▶ [EXERCISE REQUIREMENTS] Write the material out again exactly.

## start RAW DATA

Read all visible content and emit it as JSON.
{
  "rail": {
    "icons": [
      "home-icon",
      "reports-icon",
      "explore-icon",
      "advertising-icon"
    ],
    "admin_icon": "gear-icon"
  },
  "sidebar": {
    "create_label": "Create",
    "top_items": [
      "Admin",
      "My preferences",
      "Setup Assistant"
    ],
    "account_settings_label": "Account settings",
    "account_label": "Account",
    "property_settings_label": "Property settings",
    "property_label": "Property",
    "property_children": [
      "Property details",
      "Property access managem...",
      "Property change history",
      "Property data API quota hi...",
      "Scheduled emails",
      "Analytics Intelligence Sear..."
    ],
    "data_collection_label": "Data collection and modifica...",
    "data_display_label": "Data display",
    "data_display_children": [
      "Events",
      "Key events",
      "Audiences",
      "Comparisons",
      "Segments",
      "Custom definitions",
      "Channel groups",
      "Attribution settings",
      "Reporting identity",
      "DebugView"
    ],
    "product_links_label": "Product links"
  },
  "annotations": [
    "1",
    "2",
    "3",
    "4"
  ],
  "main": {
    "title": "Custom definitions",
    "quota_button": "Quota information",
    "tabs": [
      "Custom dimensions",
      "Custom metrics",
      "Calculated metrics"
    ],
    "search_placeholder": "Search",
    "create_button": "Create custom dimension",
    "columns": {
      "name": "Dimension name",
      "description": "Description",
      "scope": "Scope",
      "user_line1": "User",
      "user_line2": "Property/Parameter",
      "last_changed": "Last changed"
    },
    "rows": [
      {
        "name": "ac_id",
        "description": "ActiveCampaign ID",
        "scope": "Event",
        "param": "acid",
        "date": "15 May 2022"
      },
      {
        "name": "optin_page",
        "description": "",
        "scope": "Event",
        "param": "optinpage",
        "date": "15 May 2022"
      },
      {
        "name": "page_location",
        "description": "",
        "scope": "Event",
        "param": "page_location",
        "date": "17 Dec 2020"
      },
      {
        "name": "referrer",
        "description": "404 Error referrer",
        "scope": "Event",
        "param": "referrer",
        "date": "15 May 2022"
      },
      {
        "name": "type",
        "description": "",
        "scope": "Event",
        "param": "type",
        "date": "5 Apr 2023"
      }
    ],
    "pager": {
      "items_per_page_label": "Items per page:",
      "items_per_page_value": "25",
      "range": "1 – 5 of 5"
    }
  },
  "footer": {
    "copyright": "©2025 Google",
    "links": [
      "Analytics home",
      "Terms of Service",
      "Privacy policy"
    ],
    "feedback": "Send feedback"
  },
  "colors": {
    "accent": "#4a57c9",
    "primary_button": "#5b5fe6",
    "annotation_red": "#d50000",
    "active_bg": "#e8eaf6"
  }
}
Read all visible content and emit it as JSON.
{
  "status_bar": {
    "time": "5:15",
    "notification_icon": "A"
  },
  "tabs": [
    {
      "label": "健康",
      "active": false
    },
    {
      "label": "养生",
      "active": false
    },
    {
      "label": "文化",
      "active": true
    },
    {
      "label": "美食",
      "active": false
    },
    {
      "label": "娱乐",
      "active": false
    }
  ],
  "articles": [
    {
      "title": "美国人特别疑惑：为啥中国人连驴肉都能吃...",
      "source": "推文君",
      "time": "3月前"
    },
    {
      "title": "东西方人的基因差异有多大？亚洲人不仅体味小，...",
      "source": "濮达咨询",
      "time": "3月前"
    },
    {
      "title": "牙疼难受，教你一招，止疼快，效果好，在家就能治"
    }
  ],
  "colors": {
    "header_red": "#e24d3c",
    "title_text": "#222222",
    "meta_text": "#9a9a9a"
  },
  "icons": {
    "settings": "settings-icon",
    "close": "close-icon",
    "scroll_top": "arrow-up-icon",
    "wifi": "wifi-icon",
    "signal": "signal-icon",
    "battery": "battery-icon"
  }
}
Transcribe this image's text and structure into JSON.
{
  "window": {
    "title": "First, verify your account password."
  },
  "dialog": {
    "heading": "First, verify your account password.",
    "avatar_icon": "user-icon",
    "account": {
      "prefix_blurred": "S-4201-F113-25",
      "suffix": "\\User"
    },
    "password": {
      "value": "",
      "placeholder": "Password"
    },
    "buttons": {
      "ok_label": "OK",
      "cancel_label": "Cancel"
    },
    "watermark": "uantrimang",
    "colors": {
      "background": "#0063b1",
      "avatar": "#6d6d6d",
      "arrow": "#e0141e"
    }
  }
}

## end RAW DATA

▶ [CORRECT OUTPUT]
Read all visible content and emit it as JSON.
{
  "rail": {
    "icons": [
      "home-icon",
      "reports-icon",
      "explore-icon",
      "advertising-icon"
    ],
    "admin_icon": "gear-icon"
  },
  "sidebar": {
    "create_label": "Create",
    "top_items": [
      "Admin",
      "My preferences",
      "Setup Assistant"
    ],
    "account_settings_label": "Account settings",
    "account_label": "Account",
    "property_settings_label": "Property settings",
    "property_label": "Property",
    "property_children": [
      "Property details",
      "Property access managem...",
      "Property change history",
      "Property data API quota hi...",
      "Scheduled emails",
      "Analytics Intelligence Sear..."
    ],
    "data_collection_label": "Data collection and modifica...",
    "data_display_label": "Data display",
    "data_display_children": [
      "Events",
      "Key events",
      "Audiences",
      "Comparisons",
      "Segments",
      "Custom definitions",
      "Channel groups",
      "Attribution settings",
      "Reporting identity",
      "DebugView"
    ],
    "product_links_label": "Product links"
  },
  "annotations": [
    "1",
    "2",
    "3",
    "4"
  ],
  "main": {
    "title": "Custom definitions",
    "quota_button": "Quota information",
    "tabs": [
      "Custom dimensions",
      "Custom metrics",
      "Calculated metrics"
    ],
    "search_placeholder": "Search",
    "create_button": "Create custom dimension",
    "columns": {
      "name": "Dimension name",
      "description": "Description",
      "scope": "Scope",
      "user_line1": "User",
      "user_line2": "Property/Parameter",
      "last_changed": "Last changed"
    },
    "rows": [
      {
        "name": "ac_id",
        "description": "ActiveCampaign ID",
        "scope": "Event",
        "param": "acid",
        "date": "15 May 2022"
      },
      {
        "name": "optin_page",
        "description": "",
        "scope": "Event",
        "param": "optinpage",
        "date": "15 May 2022"
      },
      {
        "name": "page_location",
        "description": "",
        "scope": "Event",
        "param": "page_location",
        "date": "17 Dec 2020"
      },
      {
        "name": "referrer",
        "description": "404 Error referrer",
        "scope": "Event",
        "param": "referrer",
        "date": "15 May 2022"
      },
      {
        "name": "type",
        "description": "",
        "scope": "Event",
        "param": "type",
        "date": "5 Apr 2023"
      }
    ],
    "pager": {
      "items_per_page_label": "Items per page:",
      "items_per_page_value": "25",
      "range": "1 – 5 of 5"
    }
  },
  "footer": {
    "copyright": "©2025 Google",
    "links": [
      "Analytics home",
      "Terms of Service",
      "Privacy policy"
    ],
    "feedback": "Send feedback"
  },
  "colors": {
    "accent": "#4a57c9",
    "primary_button": "#5b5fe6",
    "annotation_red": "#d50000",
    "active_bg": "#e8eaf6"
  }
}
Read all visible content and emit it as JSON.
{
  "status_bar": {
    "time": "5:15",
    "notification_icon": "A"
  },
  "tabs": [
    {
      "label": "健康",
      "active": false
    },
    {
      "label": "养生",
      "active": false
    },
    {
      "label": "文化",
      "active": true
    },
    {
      "label": "美食",
      "active": false
    },
    {
      "label": "娱乐",
      "active": false
    }
  ],
  "articles": [
    {
      "title": "美国人特别疑惑：为啥中国人连驴肉都能吃...",
      "source": "推文君",
      "time": "3月前"
    },
    {
      "title": "东西方人的基因差异有多大？亚洲人不仅体味小，...",
      "source": "濮达咨询",
      "time": "3月前"
    },
    {
      "title": "牙疼难受，教你一招，止疼快，效果好，在家就能治"
    }
  ],
  "colors": {
    "header_red": "#e24d3c",
    "title_text": "#222222",
    "meta_text": "#9a9a9a"
  },
  "icons": {
    "settings": "settings-icon",
    "close": "close-icon",
    "scroll_top": "arrow-up-icon",
    "wifi": "wifi-icon",
    "signal": "signal-icon",
    "battery": "battery-icon"
  }
}
Transcribe this image's text and structure into JSON.
{
  "window": {
    "title": "First, verify your account password."
  },
  "dialog": {
    "heading": "First, verify your account password.",
    "avatar_icon": "user-icon",
    "account": {
      "prefix_blurred": "S-4201-F113-25",
      "suffix": "\\User"
    },
    "password": {
      "value": "",
      "placeholder": "Password"
    },
    "buttons": {
      "ok_label": "OK",
      "cancel_label": "Cancel"
    },
    "watermark": "uantrimang",
    "colors": {
      "background": "#0063b1",
      "avatar": "#6d6d6d",
      "arrow": "#e0141e"
    }
  }
}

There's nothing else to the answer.